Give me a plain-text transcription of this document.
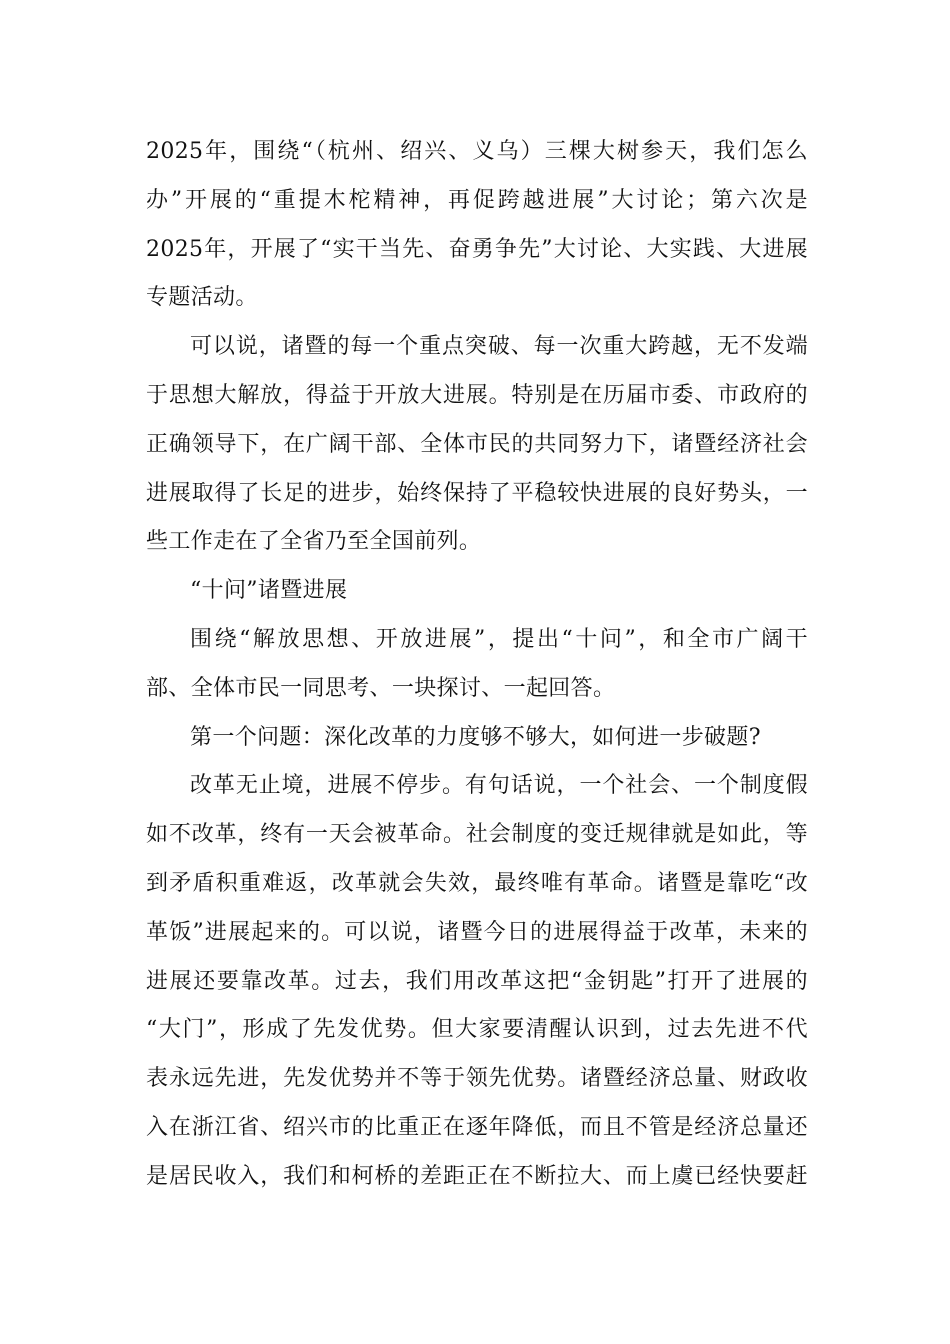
2025年，围绕“（杭州、绍兴、义乌）三棵大树参天，我们怎么
办”开展的“重提木柁精神，再促跨越进展”大讨论；第六次是
2025年，开展了“实干当先、奋勇争先”大讨论、大实践、大进展
专题活动。
可以说，诸暨的每一个重点突破、每一次重大跨越，无不发端
于思想大解放，得益于开放大进展。特别是在历届市委、市政府的
正确领导下，在广阔干部、全体市民的共同努力下，诸暨经济社会
进展取得了长足的进步，始终保持了平稳较快进展的良好势头，一
些工作走在了全省乃至全国前列。
“十问”诸暨进展
围绕“解放思想、开放进展”，提出“十问”，和全市广阔干
部、全体市民一同思考、一块探讨、一起回答。
第一个问题：深化改革的力度够不够大，如何进一步破题?
改革无止境，进展不停步。有句话说，一个社会、一个制度假
如不改革，终有一天会被革命。社会制度的变迁规律就是如此，等
到矛盾积重难返，改革就会失效，最终唯有革命。诸暨是靠吃“改
革饭”进展起来的。可以说，诸暨今日的进展得益于改革，未来的
进展还要靠改革。过去，我们用改革这把“金钥匙”打开了进展的
“大门”，形成了先发优势。但大家要清醒认识到，过去先进不代
表永远先进，先发优势并不等于领先优势。诸暨经济总量、财政收
入在浙江省、绍兴市的比重正在逐年降低，而且不管是经济总量还
是居民收入，我们和柯桥的差距正在不断拉大、而上虞已经快要赶
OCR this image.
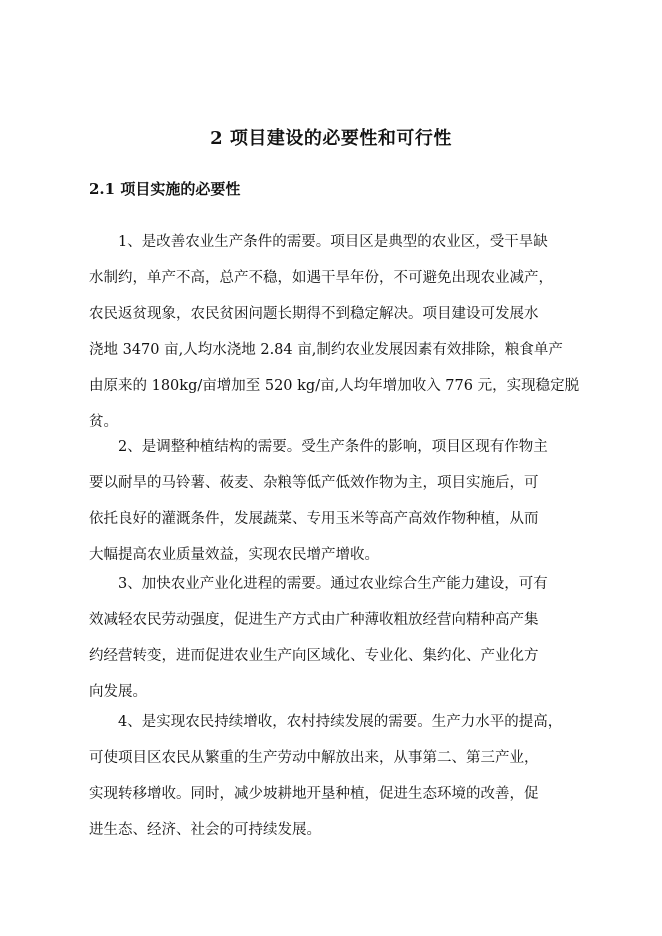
2 项目建设的必要性和可行性
2.1 项目实施的必要性
1、是改善农业生产条件的需要。项目区是典型的农业区，受干旱缺
水制约，单产不高，总产不稳，如遇干旱年份，不可避免出现农业减产，
农民返贫现象，农民贫困问题长期得不到稳定解决。项目建设可发展水
浇地 3470 亩,人均水浇地 2.84 亩,制约农业发展因素有效排除，粮食单产
由原来的 180kg/亩增加至 520 kg/亩,人均年增加收入 776 元，实现稳定脱
贫。
2、是调整种植结构的需要。受生产条件的影响，项目区现有作物主
要以耐旱的马铃薯、莜麦、杂粮等低产低效作物为主，项目实施后，可
依托良好的灌溉条件，发展蔬菜、专用玉米等高产高效作物种植，从而
大幅提高农业质量效益，实现农民增产增收。
3、加快农业产业化进程的需要。通过农业综合生产能力建设，可有
效减轻农民劳动强度，促进生产方式由广种薄收粗放经营向精种高产集
约经营转变，进而促进农业生产向区域化、专业化、集约化、产业化方
向发展。
4、是实现农民持续增收，农村持续发展的需要。生产力水平的提高，
可使项目区农民从繁重的生产劳动中解放出来，从事第二、第三产业，
实现转移增收。同时，减少坡耕地开垦种植，促进生态环境的改善，促
进生态、经济、社会的可持续发展。
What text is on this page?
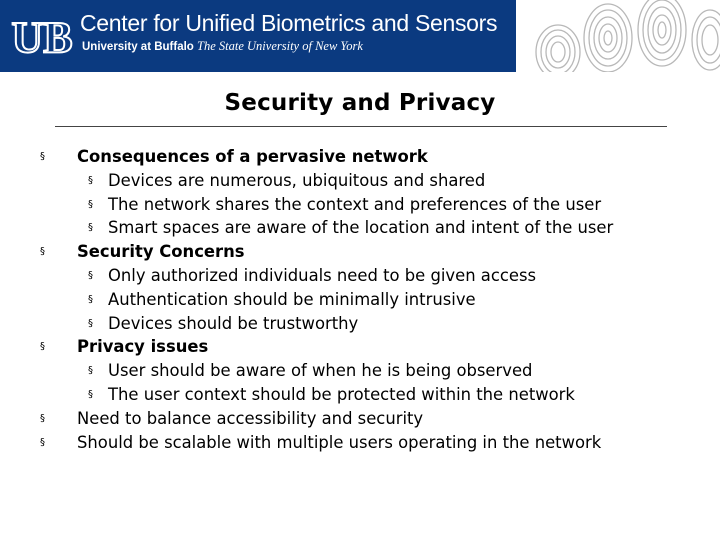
UB Center for Unified Biometrics and Sensors
University at Buffalo The State University of New York
Security and Privacy
§ Consequences of a pervasive network
§ Devices are numerous, ubiquitous and shared
§ The network shares the context and preferences of the user
§ Smart spaces are aware of the location and intent of the user
§ Security Concerns
§ Only authorized individuals need to be given access
§ Authentication should be minimally intrusive
§ Devices should be trustworthy
§ Privacy issues
§ User should be aware of when he is being observed
§ The user context should be protected within the network
§ Need to balance accessibility and security
§ Should be scalable with multiple users operating in the network
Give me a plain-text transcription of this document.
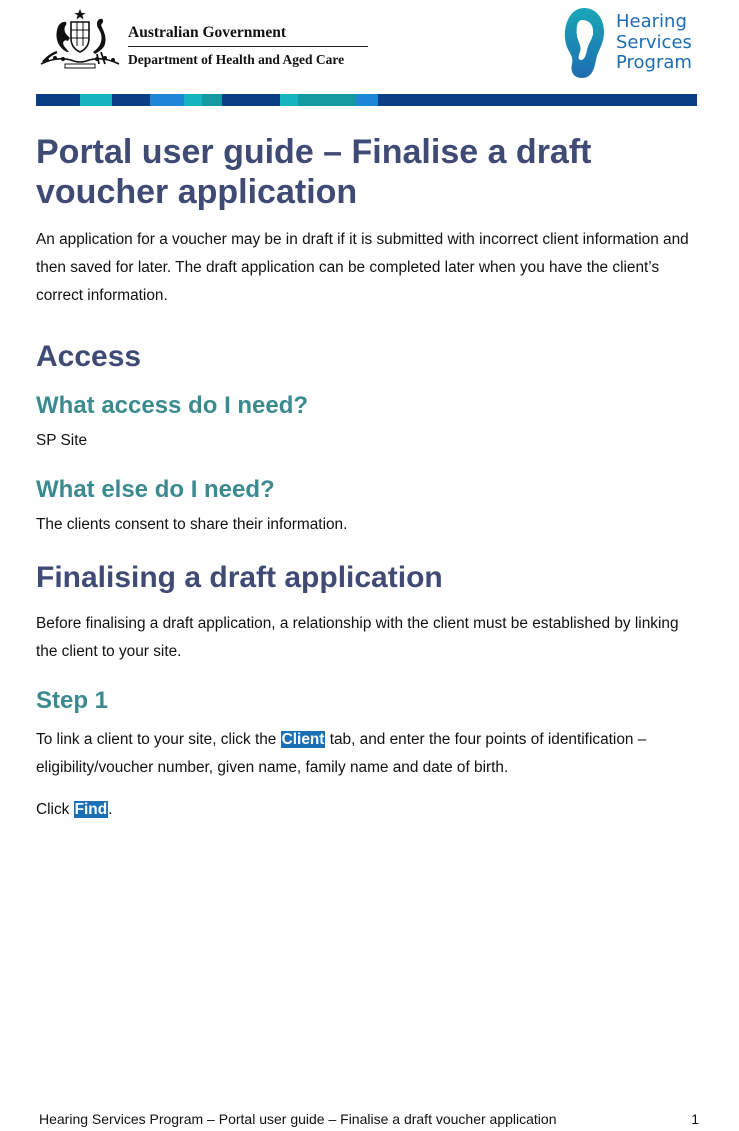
Australian Government
Department of Health and Aged Care
Hearing
Services
Program
Portal user guide – Finalise a draft voucher application

An application for a voucher may be in draft if it is submitted with incorrect client information and then saved for later. The draft application can be completed later when you have the client’s correct information.

Access
What access do I need?

SP Site

What else do I need?

The clients consent to share their information.

Finalising a draft application

Before finalising a draft application, a relationship with the client must be established by linking the client to your site.

Step 1

To link a client to your site, click the Client tab, and enter the four points of identification – eligibility/voucher number, given name, family name and date of birth.

Click Find.

Hearing Services Program – Portal user guide – Finalise a draft voucher application	1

- WRITTEN EXERCISE: Transcribe every record above exactly, leaving out the pictures.

- TASK ANSWER:
Give me a plain-text transcription of this document.
2025年，围绕“（杭州、绍兴、义乌）三棵大树参天，我们怎么
办”开展的“重提木柁精神，再促跨越进展”大讨论；第六次是
2025年，开展了“实干当先、奋勇争先”大讨论、大实践、大进展
专题活动。
可以说，诸暨的每一个重点突破、每一次重大跨越，无不发端
于思想大解放，得益于开放大进展。特别是在历届市委、市政府的
正确领导下，在广阔干部、全体市民的共同努力下，诸暨经济社会
进展取得了长足的进步，始终保持了平稳较快进展的良好势头，一
些工作走在了全省乃至全国前列。
“十问”诸暨进展
围绕“解放思想、开放进展”，提出“十问”，和全市广阔干
部、全体市民一同思考、一块探讨、一起回答。
第一个问题：深化改革的力度够不够大，如何进一步破题?
改革无止境，进展不停步。有句话说，一个社会、一个制度假
如不改革，终有一天会被革命。社会制度的变迁规律就是如此，等
到矛盾积重难返，改革就会失效，最终唯有革命。诸暨是靠吃“改
革饭”进展起来的。可以说，诸暨今日的进展得益于改革，未来的
进展还要靠改革。过去，我们用改革这把“金钥匙”打开了进展的
“大门”，形成了先发优势。但大家要清醒认识到，过去先进不代
表永远先进，先发优势并不等于领先优势。诸暨经济总量、财政收
入在浙江省、绍兴市的比重正在逐年降低，而且不管是经济总量还
是居民收入，我们和柯桥的差距正在不断拉大、而上虞已经快要赶
OCR this image.
2 项目建设的必要性和可行性
2.1 项目实施的必要性
1、是改善农业生产条件的需要。项目区是典型的农业区，受干旱缺
水制约，单产不高，总产不稳，如遇干旱年份，不可避免出现农业减产，
农民返贫现象，农民贫困问题长期得不到稳定解决。项目建设可发展水
浇地 3470 亩,人均水浇地 2.84 亩,制约农业发展因素有效排除，粮食单产
由原来的 180kg/亩增加至 520 kg/亩,人均年增加收入 776 元，实现稳定脱
贫。
2、是调整种植结构的需要。受生产条件的影响，项目区现有作物主
要以耐旱的马铃薯、莜麦、杂粮等低产低效作物为主，项目实施后，可
依托良好的灌溉条件，发展蔬菜、专用玉米等高产高效作物种植，从而
大幅提高农业质量效益，实现农民增产增收。
3、加快农业产业化进程的需要。通过农业综合生产能力建设，可有
效减轻农民劳动强度，促进生产方式由广种薄收粗放经营向精种高产集
约经营转变，进而促进农业生产向区域化、专业化、集约化、产业化方
向发展。
4、是实现农民持续增收，农村持续发展的需要。生产力水平的提高，
可使项目区农民从繁重的生产劳动中解放出来，从事第二、第三产业，
实现转移增收。同时，减少坡耕地开垦种植，促进生态环境的改善，促
进生态、经济、社会的可持续发展。
What text is on this page?
UB Center for Unified Biometrics and Sensors
University at Buffalo The State University of New York
Security and Privacy
§ Consequences of a pervasive network
§ Devices are numerous, ubiquitous and shared
§ The network shares the context and preferences of the user
§ Smart spaces are aware of the location and intent of the user
§ Security Concerns
§ Only authorized individuals need to be given access
§ Authentication should be minimally intrusive
§ Devices should be trustworthy
§ Privacy issues
§ User should be aware of when he is being observed
§ The user context should be protected within the network
§ Need to balance accessibility and security
§ Should be scalable with multiple users operating in the network
Give me a plain-text transcription of this document.
Australian Government
Department of Health and Aged Care
Hearing
Services
Program
Portal user guide – Finalise a draft voucher application

An application for a voucher may be in draft if it is submitted with incorrect client information and then saved for later. The draft application can be completed later when you have the client’s correct information.

Access
What access do I need?

SP Site

What else do I need?

The clients consent to share their information.

Finalising a draft application

Before finalising a draft application, a relationship with the client must be established by linking the client to your site.

Step 1

To link a client to your site, click the Client tab, and enter the four points of identification – eligibility/voucher number, given name, family name and date of birth.

Click Find.

Hearing Services Program – Portal user guide – Finalise a draft voucher application	1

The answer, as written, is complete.